>>>

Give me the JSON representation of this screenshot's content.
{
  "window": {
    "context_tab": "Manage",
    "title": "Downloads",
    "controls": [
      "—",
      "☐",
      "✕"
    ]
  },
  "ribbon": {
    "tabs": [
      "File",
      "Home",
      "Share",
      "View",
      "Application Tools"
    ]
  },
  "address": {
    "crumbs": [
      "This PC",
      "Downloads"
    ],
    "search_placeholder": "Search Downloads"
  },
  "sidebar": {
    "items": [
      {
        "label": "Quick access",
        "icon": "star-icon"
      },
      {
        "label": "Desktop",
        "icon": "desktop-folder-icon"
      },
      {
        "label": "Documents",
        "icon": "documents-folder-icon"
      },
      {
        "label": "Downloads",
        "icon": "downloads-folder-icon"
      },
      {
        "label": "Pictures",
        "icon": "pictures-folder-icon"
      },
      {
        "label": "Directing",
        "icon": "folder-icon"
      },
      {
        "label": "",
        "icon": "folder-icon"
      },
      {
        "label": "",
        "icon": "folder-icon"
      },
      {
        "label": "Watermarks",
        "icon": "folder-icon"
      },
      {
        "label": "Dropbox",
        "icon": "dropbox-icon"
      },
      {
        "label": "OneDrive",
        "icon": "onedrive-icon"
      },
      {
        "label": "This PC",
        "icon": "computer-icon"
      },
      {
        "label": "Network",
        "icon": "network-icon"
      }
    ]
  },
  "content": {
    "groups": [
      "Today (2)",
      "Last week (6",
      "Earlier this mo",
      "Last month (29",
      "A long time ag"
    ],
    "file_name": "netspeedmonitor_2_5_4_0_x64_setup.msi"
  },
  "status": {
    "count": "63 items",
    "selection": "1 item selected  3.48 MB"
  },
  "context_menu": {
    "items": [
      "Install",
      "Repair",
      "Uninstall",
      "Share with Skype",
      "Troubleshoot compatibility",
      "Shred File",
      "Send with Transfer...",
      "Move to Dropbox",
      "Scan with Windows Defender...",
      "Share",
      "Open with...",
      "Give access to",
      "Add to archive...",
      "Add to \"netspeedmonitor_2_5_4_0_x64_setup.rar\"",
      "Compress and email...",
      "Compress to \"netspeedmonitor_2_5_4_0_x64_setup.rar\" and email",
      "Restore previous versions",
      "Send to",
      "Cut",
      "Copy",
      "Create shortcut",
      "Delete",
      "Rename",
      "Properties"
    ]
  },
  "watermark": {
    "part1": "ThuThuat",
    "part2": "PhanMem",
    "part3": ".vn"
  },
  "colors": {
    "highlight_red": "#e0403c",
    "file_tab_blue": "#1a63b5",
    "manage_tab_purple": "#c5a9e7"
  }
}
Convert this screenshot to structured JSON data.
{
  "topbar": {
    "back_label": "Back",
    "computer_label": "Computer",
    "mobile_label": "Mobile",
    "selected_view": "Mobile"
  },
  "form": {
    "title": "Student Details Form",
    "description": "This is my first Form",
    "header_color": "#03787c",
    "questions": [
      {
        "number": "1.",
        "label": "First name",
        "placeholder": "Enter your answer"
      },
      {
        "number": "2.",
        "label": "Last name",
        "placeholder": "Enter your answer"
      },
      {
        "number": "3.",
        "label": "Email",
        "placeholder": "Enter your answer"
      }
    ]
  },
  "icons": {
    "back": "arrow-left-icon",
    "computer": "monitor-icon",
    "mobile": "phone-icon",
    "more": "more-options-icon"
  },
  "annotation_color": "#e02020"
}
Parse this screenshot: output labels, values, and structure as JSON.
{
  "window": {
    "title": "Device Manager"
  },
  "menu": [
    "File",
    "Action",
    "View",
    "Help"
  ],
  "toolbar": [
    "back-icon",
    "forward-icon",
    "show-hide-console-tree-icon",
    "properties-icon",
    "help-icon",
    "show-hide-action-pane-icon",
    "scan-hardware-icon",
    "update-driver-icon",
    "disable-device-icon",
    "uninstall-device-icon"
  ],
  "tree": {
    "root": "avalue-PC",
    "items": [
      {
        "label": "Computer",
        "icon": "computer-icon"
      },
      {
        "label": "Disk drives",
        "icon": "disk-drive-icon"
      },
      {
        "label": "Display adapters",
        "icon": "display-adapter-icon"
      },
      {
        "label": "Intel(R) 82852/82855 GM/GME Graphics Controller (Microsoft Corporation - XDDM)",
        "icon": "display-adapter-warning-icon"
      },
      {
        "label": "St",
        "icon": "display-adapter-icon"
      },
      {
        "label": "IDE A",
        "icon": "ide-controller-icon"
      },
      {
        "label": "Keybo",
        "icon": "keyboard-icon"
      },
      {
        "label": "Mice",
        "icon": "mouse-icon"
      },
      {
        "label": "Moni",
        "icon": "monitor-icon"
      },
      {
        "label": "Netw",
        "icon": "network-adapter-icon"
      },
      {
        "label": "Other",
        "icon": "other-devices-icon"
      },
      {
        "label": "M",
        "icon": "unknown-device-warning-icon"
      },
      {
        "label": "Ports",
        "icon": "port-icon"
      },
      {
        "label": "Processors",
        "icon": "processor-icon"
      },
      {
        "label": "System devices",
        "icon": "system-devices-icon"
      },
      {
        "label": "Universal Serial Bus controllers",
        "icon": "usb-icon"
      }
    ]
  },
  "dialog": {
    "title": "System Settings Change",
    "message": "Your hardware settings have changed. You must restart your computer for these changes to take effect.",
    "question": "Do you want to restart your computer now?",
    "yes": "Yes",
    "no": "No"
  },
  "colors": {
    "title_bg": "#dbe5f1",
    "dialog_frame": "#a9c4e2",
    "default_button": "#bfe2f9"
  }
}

<<<

-- WORK TO BE COMPLETED --
Each line in the entries above that includes the string "JSON" should be extracted.

-- REPLY TO THE TASK --
Give me the JSON representation of this screenshot's content.
Convert this screenshot to structured JSON data.
Parse this screenshot: output labels, values, and structure as JSON.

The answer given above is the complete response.